Data records:
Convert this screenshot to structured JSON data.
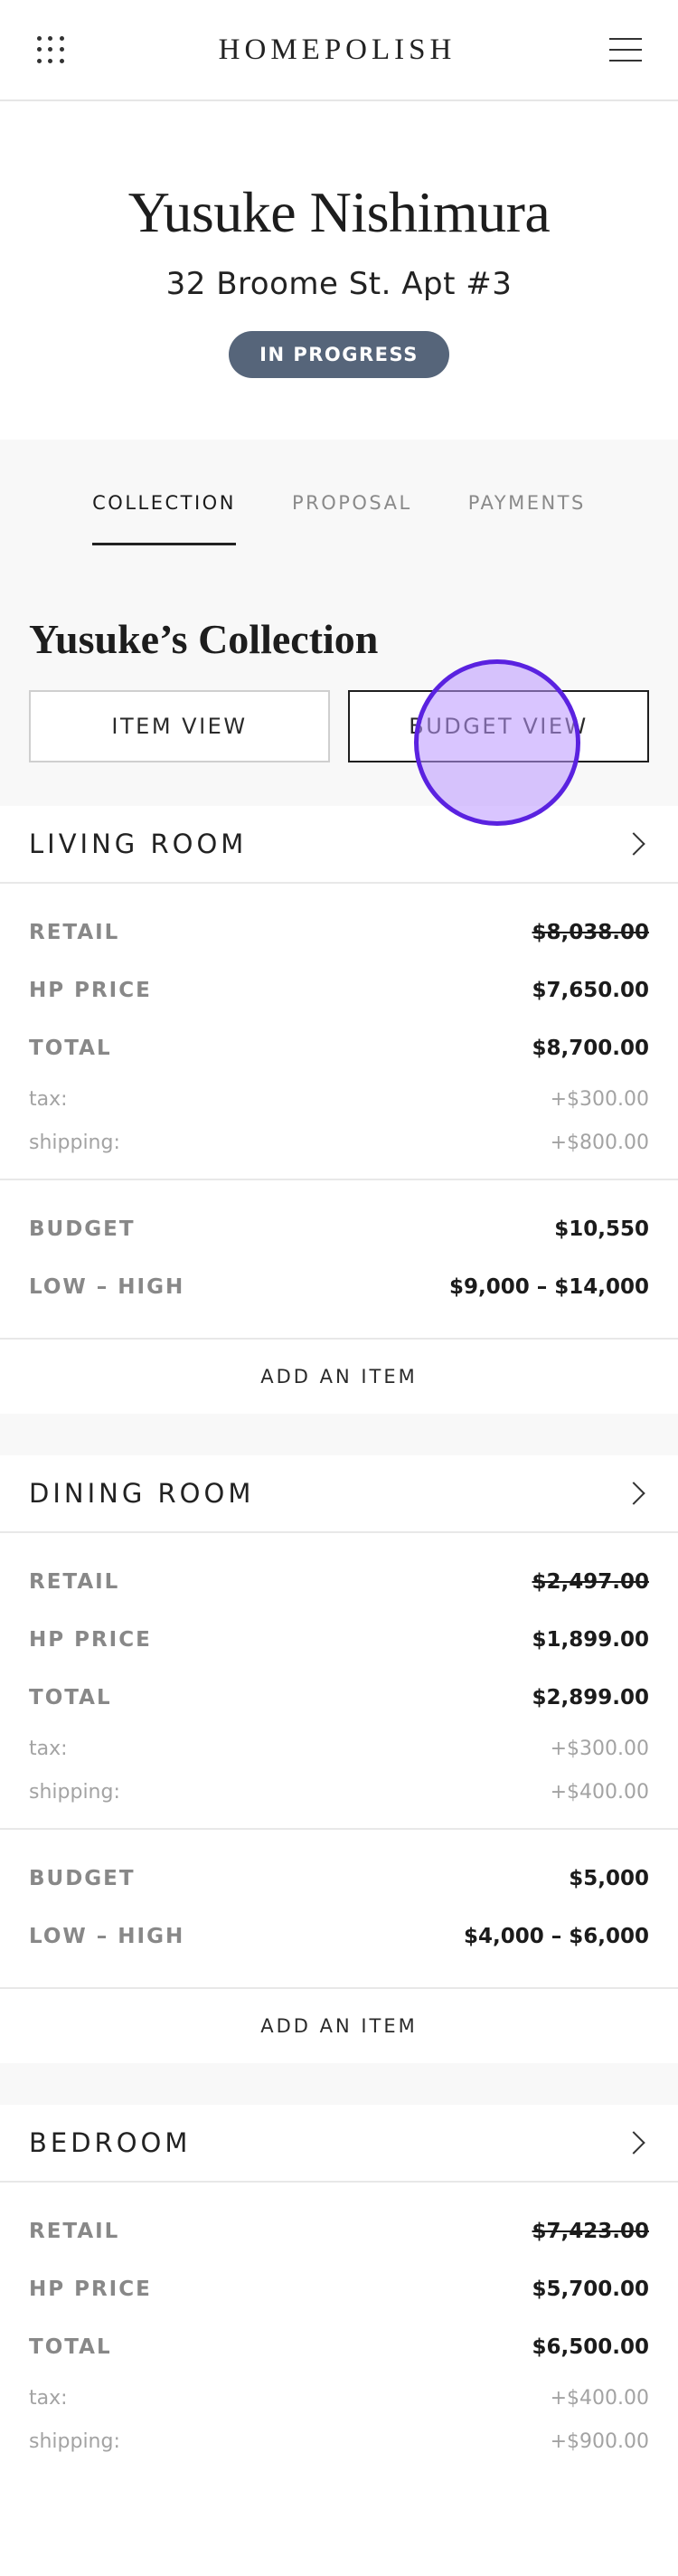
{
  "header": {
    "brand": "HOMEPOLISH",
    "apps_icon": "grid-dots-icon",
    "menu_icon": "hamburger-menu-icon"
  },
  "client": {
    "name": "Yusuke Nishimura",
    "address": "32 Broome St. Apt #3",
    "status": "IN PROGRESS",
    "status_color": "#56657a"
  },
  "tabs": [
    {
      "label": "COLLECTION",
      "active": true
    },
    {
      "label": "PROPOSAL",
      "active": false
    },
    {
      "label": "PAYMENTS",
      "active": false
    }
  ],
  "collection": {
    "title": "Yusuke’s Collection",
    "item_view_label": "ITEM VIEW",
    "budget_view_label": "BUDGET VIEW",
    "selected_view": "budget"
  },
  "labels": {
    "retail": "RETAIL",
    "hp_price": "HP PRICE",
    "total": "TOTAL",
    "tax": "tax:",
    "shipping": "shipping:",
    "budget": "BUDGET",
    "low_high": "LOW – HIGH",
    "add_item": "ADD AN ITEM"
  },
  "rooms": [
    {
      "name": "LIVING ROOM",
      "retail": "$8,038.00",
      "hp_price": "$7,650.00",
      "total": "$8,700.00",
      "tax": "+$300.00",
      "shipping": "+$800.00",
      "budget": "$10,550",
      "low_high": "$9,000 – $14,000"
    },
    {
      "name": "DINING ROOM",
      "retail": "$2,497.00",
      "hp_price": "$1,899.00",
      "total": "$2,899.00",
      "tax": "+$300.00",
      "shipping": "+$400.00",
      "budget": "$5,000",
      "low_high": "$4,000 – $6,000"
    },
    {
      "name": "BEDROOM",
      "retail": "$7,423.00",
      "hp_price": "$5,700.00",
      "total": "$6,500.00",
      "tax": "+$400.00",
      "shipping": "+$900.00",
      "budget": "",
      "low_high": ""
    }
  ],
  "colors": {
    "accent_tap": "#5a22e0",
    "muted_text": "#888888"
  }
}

Description of the task
Copy the records exactly as they appear, excluding images.

Output of the task
Convert this screenshot to structured JSON data.
{
  "header": {
    "brand": "HOMEPOLISH",
    "apps_icon": "grid-dots-icon",
    "menu_icon": "hamburger-menu-icon"
  },
  "client": {
    "name": "Yusuke Nishimura",
    "address": "32 Broome St. Apt #3",
    "status": "IN PROGRESS",
    "status_color": "#56657a"
  },
  "tabs": [
    {
      "label": "COLLECTION",
      "active": true
    },
    {
      "label": "PROPOSAL",
      "active": false
    },
    {
      "label": "PAYMENTS",
      "active": false
    }
  ],
  "collection": {
    "title": "Yusuke’s Collection",
    "item_view_label": "ITEM VIEW",
    "budget_view_label": "BUDGET VIEW",
    "selected_view": "budget"
  },
  "labels": {
    "retail": "RETAIL",
    "hp_price": "HP PRICE",
    "total": "TOTAL",
    "tax": "tax:",
    "shipping": "shipping:",
    "budget": "BUDGET",
    "low_high": "LOW – HIGH",
    "add_item": "ADD AN ITEM"
  },
  "rooms": [
    {
      "name": "LIVING ROOM",
      "retail": "$8,038.00",
      "hp_price": "$7,650.00",
      "total": "$8,700.00",
      "tax": "+$300.00",
      "shipping": "+$800.00",
      "budget": "$10,550",
      "low_high": "$9,000 – $14,000"
    },
    {
      "name": "DINING ROOM",
      "retail": "$2,497.00",
      "hp_price": "$1,899.00",
      "total": "$2,899.00",
      "tax": "+$300.00",
      "shipping": "+$400.00",
      "budget": "$5,000",
      "low_high": "$4,000 – $6,000"
    },
    {
      "name": "BEDROOM",
      "retail": "$7,423.00",
      "hp_price": "$5,700.00",
      "total": "$6,500.00",
      "tax": "+$400.00",
      "shipping": "+$900.00",
      "budget": "",
      "low_high": ""
    }
  ],
  "colors": {
    "accent_tap": "#5a22e0",
    "muted_text": "#888888"
  }
}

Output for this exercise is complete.